You take a deep breath, grind your teeth, and rub your head in the hopes that the universe sends you a truck-load of patience and some Advil for the rest.
This is the meltdown process.
But all you really do after all that grinding is increase the chances of fracturing, loosening, or losing your teeth and eventually setting yourself up for dentures by the age of fifty. Not to mention adding wrinkles to your already aging forehead from all that rubbing.
This is the life of a parent during the meltdown crisis. It can be caused by anything, but the primary culprits are hunger and sleepiness. Any parent that tells you their kids never do this is just lying and trying to make themselves look Parent magazine-worthy. Those smiley faces on the cover of magazines … yeah those parents suffer the meltdown process too. You can’t airbrush that out.
But other than turning to massive amounts of chocolate, apparently acknowledging feelings are important. In The Happiness Project Gretchen Rubin talks about these parent self-help books. I’m not big on those parent advice books with unrealistic scenarios that give unpractical advice. I prefer the Judd Apatow method myself. But she did happen to mention a couple of items I thought were noteworthy.
Instead of getting sassy with my kid about whining ,or dismissing his four-year old feelings about yet another set of Thomas the Train Tracks thus extending the attitude and sadness, I should just acknowledge his feelings and things would probably settle down a lot faster.
I was doubtful of this Brady-Bunch–Partridge Family mentality, but it surprisingly worked.
“…much of children’s frustration comes not from being forced to do this or that but rather from the sheer fact that they’re being ignored.”
There are a few methods she mentions to help the acknowledgement-factor and possibly decrease future therapy for your kid.
“Write it Down.”
Seeing how my son has noticed my daily lists and that I often write things down on paper or the computer, he’s become aware that writing things down is important. So when he suggested “Mom I don’t like baby sister smashing my Lightning McQueen, she should have her own race cars. She can smash them.”
Instead of ignoring him and telling him for the 100th time that she’s just a baby and she didn’t mean it. I stood up and announced: “I think I should write that down … that sounds like a good idea.”
He smiled and picked up his car.
Dude.

━━━

• What to do:
• a. Reproduce the part of the passage on children's meltdowns that starts with "Instead of getting" and goes on through "it surprisingly worked.".
• b. In the opening sentence of the passage on children's meltdowns, what three actions does the reader perform while hoping the universe sends patience?
• c. Write the next part of the passage on children's meltdowns, picking up after its final line.

• Given data:

━━━

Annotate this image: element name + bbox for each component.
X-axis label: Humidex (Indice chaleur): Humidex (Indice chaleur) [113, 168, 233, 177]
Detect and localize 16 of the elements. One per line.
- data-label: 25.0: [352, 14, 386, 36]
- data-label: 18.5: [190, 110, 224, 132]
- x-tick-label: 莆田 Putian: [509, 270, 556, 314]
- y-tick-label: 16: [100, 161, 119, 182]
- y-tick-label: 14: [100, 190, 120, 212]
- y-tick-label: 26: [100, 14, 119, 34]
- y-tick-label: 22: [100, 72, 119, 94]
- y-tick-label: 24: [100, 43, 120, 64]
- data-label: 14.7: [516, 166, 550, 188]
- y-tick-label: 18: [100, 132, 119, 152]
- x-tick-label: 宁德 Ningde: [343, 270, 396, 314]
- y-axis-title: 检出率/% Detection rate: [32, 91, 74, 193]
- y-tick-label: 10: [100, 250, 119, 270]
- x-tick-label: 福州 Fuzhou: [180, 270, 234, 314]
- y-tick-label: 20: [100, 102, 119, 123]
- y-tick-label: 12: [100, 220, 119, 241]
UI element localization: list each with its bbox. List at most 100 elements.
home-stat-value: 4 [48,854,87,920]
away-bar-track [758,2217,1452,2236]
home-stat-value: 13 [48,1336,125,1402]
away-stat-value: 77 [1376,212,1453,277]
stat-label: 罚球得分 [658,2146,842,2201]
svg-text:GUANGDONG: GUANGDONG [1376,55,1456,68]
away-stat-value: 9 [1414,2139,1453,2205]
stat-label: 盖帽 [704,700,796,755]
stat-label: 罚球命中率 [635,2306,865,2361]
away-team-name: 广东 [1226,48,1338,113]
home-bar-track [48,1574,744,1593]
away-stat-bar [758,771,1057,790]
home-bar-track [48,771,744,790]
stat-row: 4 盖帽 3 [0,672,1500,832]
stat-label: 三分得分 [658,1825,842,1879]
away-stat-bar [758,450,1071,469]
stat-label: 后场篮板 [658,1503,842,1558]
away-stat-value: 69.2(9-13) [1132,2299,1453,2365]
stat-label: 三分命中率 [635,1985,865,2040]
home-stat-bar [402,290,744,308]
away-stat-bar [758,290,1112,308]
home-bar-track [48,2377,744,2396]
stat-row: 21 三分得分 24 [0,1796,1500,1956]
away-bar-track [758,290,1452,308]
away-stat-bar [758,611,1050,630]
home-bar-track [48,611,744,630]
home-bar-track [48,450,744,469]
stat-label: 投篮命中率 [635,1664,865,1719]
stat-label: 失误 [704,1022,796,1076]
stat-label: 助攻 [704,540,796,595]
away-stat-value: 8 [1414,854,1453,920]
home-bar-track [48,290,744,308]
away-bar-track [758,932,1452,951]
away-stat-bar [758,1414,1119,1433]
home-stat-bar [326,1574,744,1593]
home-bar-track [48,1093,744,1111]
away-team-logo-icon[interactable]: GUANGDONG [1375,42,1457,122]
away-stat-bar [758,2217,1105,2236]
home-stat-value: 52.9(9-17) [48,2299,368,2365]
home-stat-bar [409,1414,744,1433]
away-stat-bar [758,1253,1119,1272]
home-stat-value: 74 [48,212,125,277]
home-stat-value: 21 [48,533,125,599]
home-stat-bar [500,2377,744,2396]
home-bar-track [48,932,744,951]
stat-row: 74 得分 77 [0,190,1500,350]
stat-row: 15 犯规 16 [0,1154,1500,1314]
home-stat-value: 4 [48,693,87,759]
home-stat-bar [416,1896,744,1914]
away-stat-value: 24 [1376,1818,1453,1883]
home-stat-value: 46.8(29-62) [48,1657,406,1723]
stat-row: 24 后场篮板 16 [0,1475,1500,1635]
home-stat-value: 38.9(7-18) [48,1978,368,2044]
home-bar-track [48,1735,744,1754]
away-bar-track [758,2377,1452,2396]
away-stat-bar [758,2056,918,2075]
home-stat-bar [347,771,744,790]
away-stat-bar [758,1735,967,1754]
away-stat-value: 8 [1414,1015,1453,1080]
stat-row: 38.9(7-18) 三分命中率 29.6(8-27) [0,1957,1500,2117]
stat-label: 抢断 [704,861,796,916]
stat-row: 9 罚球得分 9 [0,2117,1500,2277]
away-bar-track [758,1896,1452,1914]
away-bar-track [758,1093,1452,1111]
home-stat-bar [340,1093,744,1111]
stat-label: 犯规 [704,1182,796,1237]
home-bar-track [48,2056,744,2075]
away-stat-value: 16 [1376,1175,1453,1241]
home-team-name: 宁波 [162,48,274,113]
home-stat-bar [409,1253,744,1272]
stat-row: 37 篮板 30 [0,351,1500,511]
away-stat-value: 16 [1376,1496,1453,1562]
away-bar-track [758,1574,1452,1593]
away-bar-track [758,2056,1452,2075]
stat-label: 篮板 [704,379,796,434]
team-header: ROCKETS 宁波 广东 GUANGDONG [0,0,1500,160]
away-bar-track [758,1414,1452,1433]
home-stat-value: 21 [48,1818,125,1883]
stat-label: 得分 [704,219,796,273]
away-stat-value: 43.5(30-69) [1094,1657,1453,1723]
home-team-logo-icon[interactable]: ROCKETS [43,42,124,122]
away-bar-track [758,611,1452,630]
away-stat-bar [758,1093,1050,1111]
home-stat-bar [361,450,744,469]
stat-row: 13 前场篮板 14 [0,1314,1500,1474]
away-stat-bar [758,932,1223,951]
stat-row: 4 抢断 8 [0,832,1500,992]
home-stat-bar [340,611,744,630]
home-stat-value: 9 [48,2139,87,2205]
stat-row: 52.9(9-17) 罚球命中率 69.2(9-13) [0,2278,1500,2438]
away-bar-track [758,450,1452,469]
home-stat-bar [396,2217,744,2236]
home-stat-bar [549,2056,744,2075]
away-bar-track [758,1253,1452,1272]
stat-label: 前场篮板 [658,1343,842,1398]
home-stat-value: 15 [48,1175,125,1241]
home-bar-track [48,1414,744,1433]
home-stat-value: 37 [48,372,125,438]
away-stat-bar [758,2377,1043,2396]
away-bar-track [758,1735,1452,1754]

━━━

• Outputs for the tasks:
• a.
Instead of getting sassy with my kid about whining ,or dismissing his four-year old feelings about yet another set of Thomas the Train Tracks thus extending the attitude and sadness, I should just acknowledge his feelings and things would probably settle down a lot faster.
I was doubtful of this Brady-Bunch–Partridge Family mentality, but it surprisingly worked.

• b.
take a deep breath
grind your teeth
rub your head

• c.
I was unaware of the power of writing it down. I have used that many times this week. However I have also tried to master rephrasing the word “no.” Apparently kids hear that a lot, and in truth they need to hear it sometimes. But putting a positive spin on “no” can sometimes make the task so much easier. Instead of “No we can’t go to the golf course right now,” I use “It’s pretty hot outside why don’t we play in the pool first and then go to the golf course when it’s cooler.”
That one was pretty sweet. Watching Mad Men and Donald Draper can help you with your word magic.
Rubin suggests two other notes that I found helpful. “Wave my magic wand,” as in if I had a magic wand I’d make Go Diego, Go! appear right now instead of saying you need to understand the cable is out.
And last but not least “admitting that a task is difficult.” Just because I find it easy to make it to the bathroom in the middle of the night doesn’t mean it’s easy for my four-year to wake up and do it himself. Sometimes Pull-Ups Training Underwear are still necessary.
As a parent did these things make me happy? Well … it provided a less stressful environment and that made me happy. But in truth I can’t always write everything down. I will have to say no loudly from time to time. The magic wand does not always exist when disaster strikes and I’ve only had four hours of sleep. And, learning to cowboy up and mastering a task is important, especially when it involves urine. Meltdowns will happen, and there will be attitude adjustments that simply need a time-out and a ban from Lightning McQueen race cars.
This is parenthood.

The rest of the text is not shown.